*Work required*.
Count the lines containing "object" in the entries underneath, and state that count without anything else.

[Dataset rows about figures]
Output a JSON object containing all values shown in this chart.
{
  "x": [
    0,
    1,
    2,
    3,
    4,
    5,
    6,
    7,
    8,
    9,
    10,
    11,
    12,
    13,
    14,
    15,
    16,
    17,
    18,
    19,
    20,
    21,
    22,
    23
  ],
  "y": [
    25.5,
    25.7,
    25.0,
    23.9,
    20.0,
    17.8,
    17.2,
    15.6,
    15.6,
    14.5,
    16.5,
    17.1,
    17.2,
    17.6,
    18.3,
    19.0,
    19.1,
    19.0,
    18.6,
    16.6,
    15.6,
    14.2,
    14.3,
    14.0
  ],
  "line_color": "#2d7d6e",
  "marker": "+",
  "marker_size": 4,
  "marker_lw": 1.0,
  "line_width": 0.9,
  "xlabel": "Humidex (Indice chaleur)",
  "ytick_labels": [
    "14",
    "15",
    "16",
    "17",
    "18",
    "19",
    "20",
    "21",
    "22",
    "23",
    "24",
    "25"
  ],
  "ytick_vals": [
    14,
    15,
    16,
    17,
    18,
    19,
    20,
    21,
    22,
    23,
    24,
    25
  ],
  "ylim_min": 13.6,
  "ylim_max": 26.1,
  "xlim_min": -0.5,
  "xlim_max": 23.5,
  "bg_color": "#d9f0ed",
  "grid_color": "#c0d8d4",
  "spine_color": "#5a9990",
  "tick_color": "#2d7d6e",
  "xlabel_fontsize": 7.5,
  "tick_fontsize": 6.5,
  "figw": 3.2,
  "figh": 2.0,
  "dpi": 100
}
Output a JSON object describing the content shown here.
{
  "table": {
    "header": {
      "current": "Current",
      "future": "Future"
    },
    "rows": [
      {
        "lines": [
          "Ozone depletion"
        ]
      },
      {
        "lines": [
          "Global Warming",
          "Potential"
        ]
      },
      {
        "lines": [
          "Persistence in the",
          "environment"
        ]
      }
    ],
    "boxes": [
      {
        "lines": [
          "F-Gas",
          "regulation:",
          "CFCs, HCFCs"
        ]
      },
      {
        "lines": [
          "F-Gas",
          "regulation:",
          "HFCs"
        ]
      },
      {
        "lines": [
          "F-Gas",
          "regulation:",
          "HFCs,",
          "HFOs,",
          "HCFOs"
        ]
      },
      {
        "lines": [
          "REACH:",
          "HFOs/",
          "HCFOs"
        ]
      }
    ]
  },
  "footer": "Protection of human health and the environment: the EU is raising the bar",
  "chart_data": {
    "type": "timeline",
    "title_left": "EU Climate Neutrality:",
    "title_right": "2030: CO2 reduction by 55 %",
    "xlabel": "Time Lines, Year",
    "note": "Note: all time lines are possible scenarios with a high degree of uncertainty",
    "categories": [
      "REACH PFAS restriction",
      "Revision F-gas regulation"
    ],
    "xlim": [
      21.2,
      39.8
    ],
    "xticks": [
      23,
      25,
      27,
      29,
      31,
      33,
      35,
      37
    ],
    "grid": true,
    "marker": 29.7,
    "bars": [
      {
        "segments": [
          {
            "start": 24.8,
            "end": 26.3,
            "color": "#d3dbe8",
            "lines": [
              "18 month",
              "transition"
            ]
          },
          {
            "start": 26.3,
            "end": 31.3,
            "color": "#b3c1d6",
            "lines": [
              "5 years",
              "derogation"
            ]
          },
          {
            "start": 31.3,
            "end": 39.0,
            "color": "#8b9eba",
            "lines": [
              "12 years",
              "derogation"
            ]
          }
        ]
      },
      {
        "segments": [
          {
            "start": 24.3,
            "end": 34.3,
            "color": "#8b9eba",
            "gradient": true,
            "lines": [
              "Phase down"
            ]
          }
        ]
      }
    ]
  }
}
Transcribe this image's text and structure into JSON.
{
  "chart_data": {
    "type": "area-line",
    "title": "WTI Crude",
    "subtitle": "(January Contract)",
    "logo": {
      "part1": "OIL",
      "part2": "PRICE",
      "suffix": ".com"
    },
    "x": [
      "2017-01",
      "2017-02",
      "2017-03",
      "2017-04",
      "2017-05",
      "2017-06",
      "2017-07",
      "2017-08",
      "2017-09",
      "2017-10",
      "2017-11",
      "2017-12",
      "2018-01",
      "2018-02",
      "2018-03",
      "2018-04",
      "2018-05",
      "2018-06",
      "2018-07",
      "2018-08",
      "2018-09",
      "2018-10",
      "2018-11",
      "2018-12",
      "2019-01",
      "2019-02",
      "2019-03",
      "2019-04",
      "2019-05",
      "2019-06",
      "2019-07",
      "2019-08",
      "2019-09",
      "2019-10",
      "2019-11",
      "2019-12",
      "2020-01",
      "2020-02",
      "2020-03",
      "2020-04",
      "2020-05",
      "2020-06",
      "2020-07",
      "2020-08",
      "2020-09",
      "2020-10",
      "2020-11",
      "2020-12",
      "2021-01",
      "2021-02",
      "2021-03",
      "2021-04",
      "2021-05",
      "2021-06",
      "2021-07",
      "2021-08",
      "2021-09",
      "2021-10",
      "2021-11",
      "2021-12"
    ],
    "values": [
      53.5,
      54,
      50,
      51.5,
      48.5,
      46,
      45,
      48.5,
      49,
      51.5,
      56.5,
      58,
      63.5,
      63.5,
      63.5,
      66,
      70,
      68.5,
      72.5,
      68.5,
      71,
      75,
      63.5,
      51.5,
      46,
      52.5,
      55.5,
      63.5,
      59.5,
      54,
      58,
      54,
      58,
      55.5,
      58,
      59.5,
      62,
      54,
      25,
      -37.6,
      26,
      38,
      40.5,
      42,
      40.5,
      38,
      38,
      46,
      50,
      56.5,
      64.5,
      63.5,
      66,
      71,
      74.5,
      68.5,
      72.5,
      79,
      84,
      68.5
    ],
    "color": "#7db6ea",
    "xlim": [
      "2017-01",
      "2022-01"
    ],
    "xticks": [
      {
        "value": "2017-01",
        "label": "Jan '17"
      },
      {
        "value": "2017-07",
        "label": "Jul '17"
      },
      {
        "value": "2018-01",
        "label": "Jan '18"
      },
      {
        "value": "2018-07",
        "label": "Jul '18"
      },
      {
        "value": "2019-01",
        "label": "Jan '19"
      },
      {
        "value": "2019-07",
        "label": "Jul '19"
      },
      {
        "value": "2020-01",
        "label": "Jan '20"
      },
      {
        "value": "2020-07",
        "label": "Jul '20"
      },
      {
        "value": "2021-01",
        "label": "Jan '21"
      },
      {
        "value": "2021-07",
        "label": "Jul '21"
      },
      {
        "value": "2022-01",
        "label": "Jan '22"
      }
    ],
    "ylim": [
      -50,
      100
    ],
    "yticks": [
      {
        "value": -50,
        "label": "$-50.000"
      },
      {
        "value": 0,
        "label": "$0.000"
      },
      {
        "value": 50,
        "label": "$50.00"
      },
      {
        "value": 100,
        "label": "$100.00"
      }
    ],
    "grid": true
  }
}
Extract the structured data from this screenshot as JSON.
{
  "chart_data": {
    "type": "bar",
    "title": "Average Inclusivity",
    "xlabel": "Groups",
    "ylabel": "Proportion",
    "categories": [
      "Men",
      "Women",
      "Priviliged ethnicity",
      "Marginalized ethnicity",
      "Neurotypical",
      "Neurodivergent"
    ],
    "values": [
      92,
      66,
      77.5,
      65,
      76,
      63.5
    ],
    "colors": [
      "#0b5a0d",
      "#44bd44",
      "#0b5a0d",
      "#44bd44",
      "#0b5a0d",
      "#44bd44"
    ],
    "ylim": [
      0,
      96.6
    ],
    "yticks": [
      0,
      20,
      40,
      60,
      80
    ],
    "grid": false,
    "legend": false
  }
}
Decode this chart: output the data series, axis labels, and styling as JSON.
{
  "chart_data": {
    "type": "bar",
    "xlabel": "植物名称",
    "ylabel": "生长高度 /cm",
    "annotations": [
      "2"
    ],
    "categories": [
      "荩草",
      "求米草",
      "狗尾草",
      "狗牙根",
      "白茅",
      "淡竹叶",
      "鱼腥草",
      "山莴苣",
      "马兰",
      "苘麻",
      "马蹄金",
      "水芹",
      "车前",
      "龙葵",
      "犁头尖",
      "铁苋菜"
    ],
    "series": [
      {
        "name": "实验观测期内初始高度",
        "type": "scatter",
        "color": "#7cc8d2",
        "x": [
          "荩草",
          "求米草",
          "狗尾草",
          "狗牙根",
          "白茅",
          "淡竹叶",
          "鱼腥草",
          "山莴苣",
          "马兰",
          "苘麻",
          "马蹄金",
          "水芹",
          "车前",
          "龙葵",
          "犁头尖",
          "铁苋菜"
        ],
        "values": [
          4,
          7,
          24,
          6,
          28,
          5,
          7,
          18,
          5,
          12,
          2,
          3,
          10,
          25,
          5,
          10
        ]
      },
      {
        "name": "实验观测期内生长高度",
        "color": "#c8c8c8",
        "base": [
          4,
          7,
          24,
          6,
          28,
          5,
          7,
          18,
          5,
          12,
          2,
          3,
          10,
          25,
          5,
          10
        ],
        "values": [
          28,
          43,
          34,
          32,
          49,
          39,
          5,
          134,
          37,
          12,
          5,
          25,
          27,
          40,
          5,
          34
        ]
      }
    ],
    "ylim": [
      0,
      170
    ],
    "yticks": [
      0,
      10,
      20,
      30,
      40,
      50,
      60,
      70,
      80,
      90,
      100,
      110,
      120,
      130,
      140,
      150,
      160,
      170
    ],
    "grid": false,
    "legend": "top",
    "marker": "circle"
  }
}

*Task solution*.
2